— BEGIN ENTRIES —

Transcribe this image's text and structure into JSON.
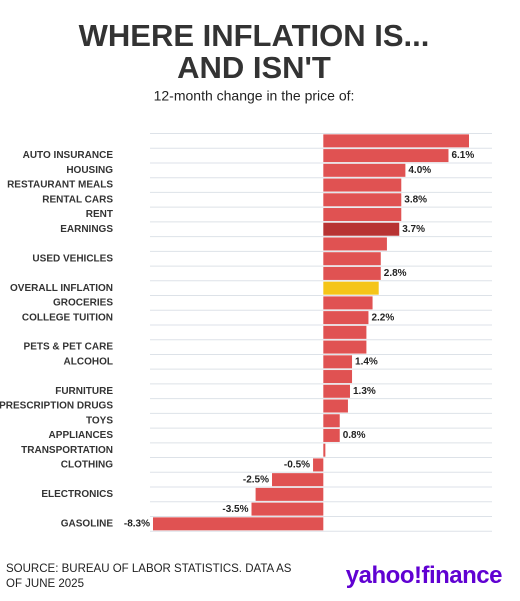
{
  "chart_data": {
    "type": "hbar",
    "title": [
      "WHERE INFLATION IS...",
      "AND ISN'T"
    ],
    "subtitle": "12-month change in the price of:",
    "categories": [
      null,
      "AUTO INSURANCE",
      "HOUSING",
      "RESTAURANT MEALS",
      "RENTAL CARS",
      "RENT",
      "EARNINGS",
      null,
      "USED VEHICLES",
      null,
      "OVERALL INFLATION",
      "GROCERIES",
      "COLLEGE TUITION",
      null,
      "PETS & PET CARE",
      "ALCOHOL",
      null,
      "FURNITURE",
      "PRESCRIPTION DRUGS",
      "TOYS",
      "APPLIANCES",
      "TRANSPORTATION",
      "CLOTHING",
      null,
      "ELECTRONICS",
      null,
      "GASOLINE"
    ],
    "values": [
      7.1,
      6.1,
      4.0,
      3.8,
      3.8,
      3.8,
      3.7,
      3.1,
      2.8,
      2.8,
      2.7,
      2.4,
      2.2,
      2.1,
      2.1,
      1.4,
      1.4,
      1.3,
      1.2,
      0.8,
      0.8,
      0.1,
      -0.5,
      -2.5,
      -3.3,
      -3.5,
      -8.3
    ],
    "value_labels": [
      null,
      "6.1%",
      "4.0%",
      null,
      "3.8%",
      null,
      "3.7%",
      null,
      null,
      "2.8%",
      null,
      null,
      "2.2%",
      null,
      null,
      "1.4%",
      null,
      "1.3%",
      null,
      null,
      "0.8%",
      null,
      "-0.5%",
      "-2.5%",
      null,
      "-3.5%",
      "-8.3%"
    ],
    "colors": [
      "#e05252",
      "#e05252",
      "#e05252",
      "#e05252",
      "#e05252",
      "#e05252",
      "#b83333",
      "#e05252",
      "#e05252",
      "#e05252",
      "#f5c518",
      "#e05252",
      "#e05252",
      "#e05252",
      "#e05252",
      "#e05252",
      "#e05252",
      "#e05252",
      "#e05252",
      "#e05252",
      "#e05252",
      "#e05252",
      "#e05252",
      "#e05252",
      "#e05252",
      "#e05252",
      "#e05252"
    ],
    "xlim": [
      -8.3,
      7.1
    ],
    "source": "SOURCE: BUREAU OF LABOR STATISTICS. DATA AS OF JUNE 2025",
    "logo": "yahoo!finance"
  }
}
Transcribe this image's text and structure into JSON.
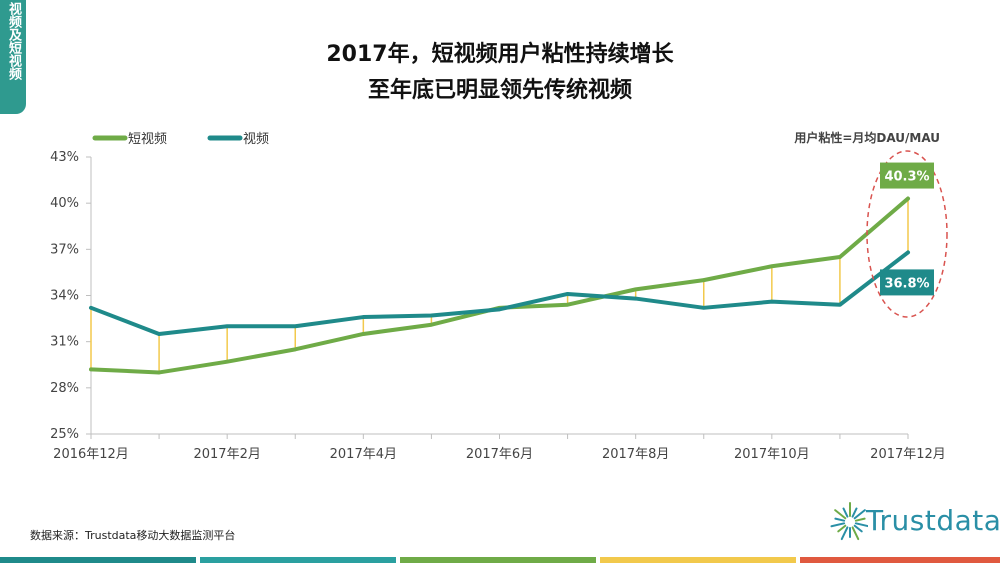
{
  "side_tab": "视频及短视频",
  "title_line1": "2017年，短视频用户粘性持续增长",
  "title_line2": "至年底已明显领先传统视频",
  "metric_note": "用户粘性=月均DAU/MAU",
  "source": "数据来源：Trustdata移动大数据监测平台",
  "logo_text": "Trustdata",
  "colors": {
    "short_video": "#6fab47",
    "video": "#1f8a8a",
    "connector": "#f2c94c",
    "highlight": "#d9534f"
  },
  "chart_data": {
    "type": "line",
    "x": [
      "2016年12月",
      "2017年1月",
      "2017年2月",
      "2017年3月",
      "2017年4月",
      "2017年5月",
      "2017年6月",
      "2017年7月",
      "2017年8月",
      "2017年9月",
      "2017年10月",
      "2017年11月",
      "2017年12月"
    ],
    "x_tick_labels": [
      "2016年12月",
      "2017年2月",
      "2017年4月",
      "2017年6月",
      "2017年8月",
      "2017年10月",
      "2017年12月"
    ],
    "series": [
      {
        "name": "短视频",
        "values": [
          29.2,
          29.0,
          29.7,
          30.5,
          31.5,
          32.1,
          33.2,
          33.4,
          34.4,
          35.0,
          35.9,
          36.5,
          40.3
        ]
      },
      {
        "name": "视频",
        "values": [
          33.2,
          31.5,
          32.0,
          32.0,
          32.6,
          32.7,
          33.1,
          34.1,
          33.8,
          33.2,
          33.6,
          33.4,
          36.8
        ]
      }
    ],
    "data_labels": [
      "40.3%",
      "36.8%"
    ],
    "y_ticks": [
      "43%",
      "40%",
      "37%",
      "34%",
      "31%",
      "28%",
      "25%"
    ],
    "ylim": [
      25,
      43
    ],
    "legend": "top-left",
    "grid": false
  }
}
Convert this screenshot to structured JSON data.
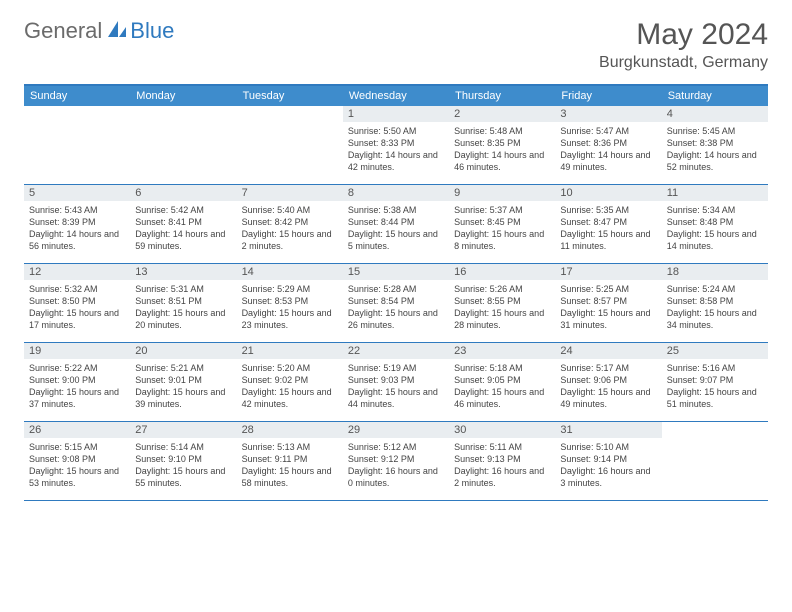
{
  "logo": {
    "part1": "General",
    "part2": "Blue"
  },
  "title": "May 2024",
  "location": "Burgkunstadt, Germany",
  "colors": {
    "header_bg": "#3e8ccc",
    "border": "#2f7abf",
    "daynum_bg": "#e9edf0",
    "text": "#555555"
  },
  "dayheads": [
    "Sunday",
    "Monday",
    "Tuesday",
    "Wednesday",
    "Thursday",
    "Friday",
    "Saturday"
  ],
  "weeks": [
    [
      {
        "n": "",
        "sr": "",
        "ss": "",
        "dl": ""
      },
      {
        "n": "",
        "sr": "",
        "ss": "",
        "dl": ""
      },
      {
        "n": "",
        "sr": "",
        "ss": "",
        "dl": ""
      },
      {
        "n": "1",
        "sr": "Sunrise: 5:50 AM",
        "ss": "Sunset: 8:33 PM",
        "dl": "Daylight: 14 hours and 42 minutes."
      },
      {
        "n": "2",
        "sr": "Sunrise: 5:48 AM",
        "ss": "Sunset: 8:35 PM",
        "dl": "Daylight: 14 hours and 46 minutes."
      },
      {
        "n": "3",
        "sr": "Sunrise: 5:47 AM",
        "ss": "Sunset: 8:36 PM",
        "dl": "Daylight: 14 hours and 49 minutes."
      },
      {
        "n": "4",
        "sr": "Sunrise: 5:45 AM",
        "ss": "Sunset: 8:38 PM",
        "dl": "Daylight: 14 hours and 52 minutes."
      }
    ],
    [
      {
        "n": "5",
        "sr": "Sunrise: 5:43 AM",
        "ss": "Sunset: 8:39 PM",
        "dl": "Daylight: 14 hours and 56 minutes."
      },
      {
        "n": "6",
        "sr": "Sunrise: 5:42 AM",
        "ss": "Sunset: 8:41 PM",
        "dl": "Daylight: 14 hours and 59 minutes."
      },
      {
        "n": "7",
        "sr": "Sunrise: 5:40 AM",
        "ss": "Sunset: 8:42 PM",
        "dl": "Daylight: 15 hours and 2 minutes."
      },
      {
        "n": "8",
        "sr": "Sunrise: 5:38 AM",
        "ss": "Sunset: 8:44 PM",
        "dl": "Daylight: 15 hours and 5 minutes."
      },
      {
        "n": "9",
        "sr": "Sunrise: 5:37 AM",
        "ss": "Sunset: 8:45 PM",
        "dl": "Daylight: 15 hours and 8 minutes."
      },
      {
        "n": "10",
        "sr": "Sunrise: 5:35 AM",
        "ss": "Sunset: 8:47 PM",
        "dl": "Daylight: 15 hours and 11 minutes."
      },
      {
        "n": "11",
        "sr": "Sunrise: 5:34 AM",
        "ss": "Sunset: 8:48 PM",
        "dl": "Daylight: 15 hours and 14 minutes."
      }
    ],
    [
      {
        "n": "12",
        "sr": "Sunrise: 5:32 AM",
        "ss": "Sunset: 8:50 PM",
        "dl": "Daylight: 15 hours and 17 minutes."
      },
      {
        "n": "13",
        "sr": "Sunrise: 5:31 AM",
        "ss": "Sunset: 8:51 PM",
        "dl": "Daylight: 15 hours and 20 minutes."
      },
      {
        "n": "14",
        "sr": "Sunrise: 5:29 AM",
        "ss": "Sunset: 8:53 PM",
        "dl": "Daylight: 15 hours and 23 minutes."
      },
      {
        "n": "15",
        "sr": "Sunrise: 5:28 AM",
        "ss": "Sunset: 8:54 PM",
        "dl": "Daylight: 15 hours and 26 minutes."
      },
      {
        "n": "16",
        "sr": "Sunrise: 5:26 AM",
        "ss": "Sunset: 8:55 PM",
        "dl": "Daylight: 15 hours and 28 minutes."
      },
      {
        "n": "17",
        "sr": "Sunrise: 5:25 AM",
        "ss": "Sunset: 8:57 PM",
        "dl": "Daylight: 15 hours and 31 minutes."
      },
      {
        "n": "18",
        "sr": "Sunrise: 5:24 AM",
        "ss": "Sunset: 8:58 PM",
        "dl": "Daylight: 15 hours and 34 minutes."
      }
    ],
    [
      {
        "n": "19",
        "sr": "Sunrise: 5:22 AM",
        "ss": "Sunset: 9:00 PM",
        "dl": "Daylight: 15 hours and 37 minutes."
      },
      {
        "n": "20",
        "sr": "Sunrise: 5:21 AM",
        "ss": "Sunset: 9:01 PM",
        "dl": "Daylight: 15 hours and 39 minutes."
      },
      {
        "n": "21",
        "sr": "Sunrise: 5:20 AM",
        "ss": "Sunset: 9:02 PM",
        "dl": "Daylight: 15 hours and 42 minutes."
      },
      {
        "n": "22",
        "sr": "Sunrise: 5:19 AM",
        "ss": "Sunset: 9:03 PM",
        "dl": "Daylight: 15 hours and 44 minutes."
      },
      {
        "n": "23",
        "sr": "Sunrise: 5:18 AM",
        "ss": "Sunset: 9:05 PM",
        "dl": "Daylight: 15 hours and 46 minutes."
      },
      {
        "n": "24",
        "sr": "Sunrise: 5:17 AM",
        "ss": "Sunset: 9:06 PM",
        "dl": "Daylight: 15 hours and 49 minutes."
      },
      {
        "n": "25",
        "sr": "Sunrise: 5:16 AM",
        "ss": "Sunset: 9:07 PM",
        "dl": "Daylight: 15 hours and 51 minutes."
      }
    ],
    [
      {
        "n": "26",
        "sr": "Sunrise: 5:15 AM",
        "ss": "Sunset: 9:08 PM",
        "dl": "Daylight: 15 hours and 53 minutes."
      },
      {
        "n": "27",
        "sr": "Sunrise: 5:14 AM",
        "ss": "Sunset: 9:10 PM",
        "dl": "Daylight: 15 hours and 55 minutes."
      },
      {
        "n": "28",
        "sr": "Sunrise: 5:13 AM",
        "ss": "Sunset: 9:11 PM",
        "dl": "Daylight: 15 hours and 58 minutes."
      },
      {
        "n": "29",
        "sr": "Sunrise: 5:12 AM",
        "ss": "Sunset: 9:12 PM",
        "dl": "Daylight: 16 hours and 0 minutes."
      },
      {
        "n": "30",
        "sr": "Sunrise: 5:11 AM",
        "ss": "Sunset: 9:13 PM",
        "dl": "Daylight: 16 hours and 2 minutes."
      },
      {
        "n": "31",
        "sr": "Sunrise: 5:10 AM",
        "ss": "Sunset: 9:14 PM",
        "dl": "Daylight: 16 hours and 3 minutes."
      },
      {
        "n": "",
        "sr": "",
        "ss": "",
        "dl": ""
      }
    ]
  ]
}
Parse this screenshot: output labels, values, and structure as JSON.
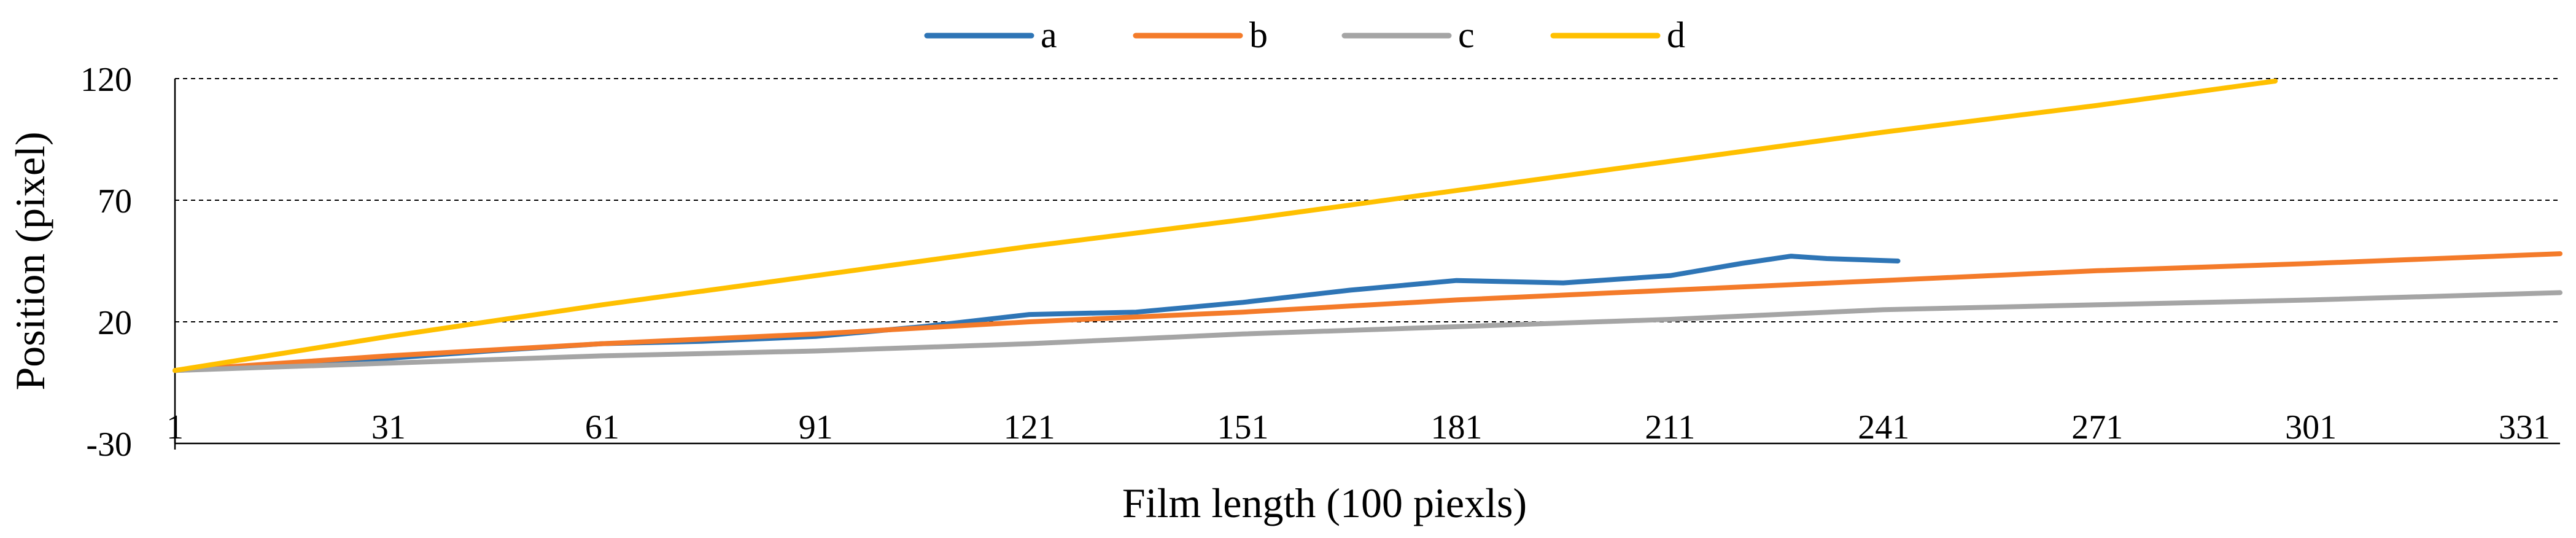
{
  "chart_data": {
    "type": "line",
    "title": "",
    "xlabel": "Film length (100 piexls)",
    "ylabel": "Position (pixel)",
    "xlim": [
      1,
      336
    ],
    "ylim": [
      -30,
      120
    ],
    "grid": "horizontal-dashed",
    "legend_position": "top-center",
    "x_ticks": [
      1,
      31,
      61,
      91,
      121,
      151,
      181,
      211,
      241,
      271,
      301,
      331
    ],
    "x_tick_labels": [
      "1",
      "31",
      "61",
      "91",
      "121",
      "151",
      "181",
      "211",
      "241",
      "271",
      "301",
      "331"
    ],
    "y_ticks": [
      -30,
      20,
      70,
      120
    ],
    "y_tick_labels": [
      "-30",
      "20",
      "70",
      "120"
    ],
    "series": [
      {
        "name": "a",
        "color": "#2E75B6",
        "x": [
          1,
          15,
          31,
          45,
          61,
          75,
          91,
          106,
          121,
          136,
          151,
          166,
          181,
          196,
          211,
          221,
          228,
          233,
          243
        ],
        "y": [
          0,
          2,
          5,
          8,
          11,
          12,
          14,
          18,
          23,
          24,
          28,
          33,
          37,
          36,
          39,
          44,
          47,
          46,
          45
        ]
      },
      {
        "name": "b",
        "color": "#F47B2A",
        "x": [
          1,
          31,
          61,
          91,
          121,
          151,
          181,
          211,
          241,
          271,
          301,
          336
        ],
        "y": [
          0,
          6,
          11,
          15,
          20,
          24,
          29,
          33,
          37,
          41,
          44,
          48
        ]
      },
      {
        "name": "c",
        "color": "#A5A5A5",
        "x": [
          1,
          31,
          61,
          91,
          121,
          151,
          181,
          211,
          241,
          271,
          301,
          336
        ],
        "y": [
          0,
          3,
          6,
          8,
          11,
          15,
          18,
          21,
          25,
          27,
          29,
          32
        ]
      },
      {
        "name": "d",
        "color": "#FFC000",
        "x": [
          1,
          31,
          61,
          91,
          121,
          151,
          181,
          211,
          241,
          271,
          296
        ],
        "y": [
          0,
          14,
          27,
          39,
          51,
          62,
          74,
          86,
          98,
          109,
          119
        ]
      }
    ]
  }
}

— END ENTRIES —

PROBLEM DESCRIPTION
Isolate the lines above that contain the word "values" and copy them.

FINAL ANSWER
    "values": [
        "values": [
        "values": [
Parse this screenshot: output labels, values, and structure as JSON.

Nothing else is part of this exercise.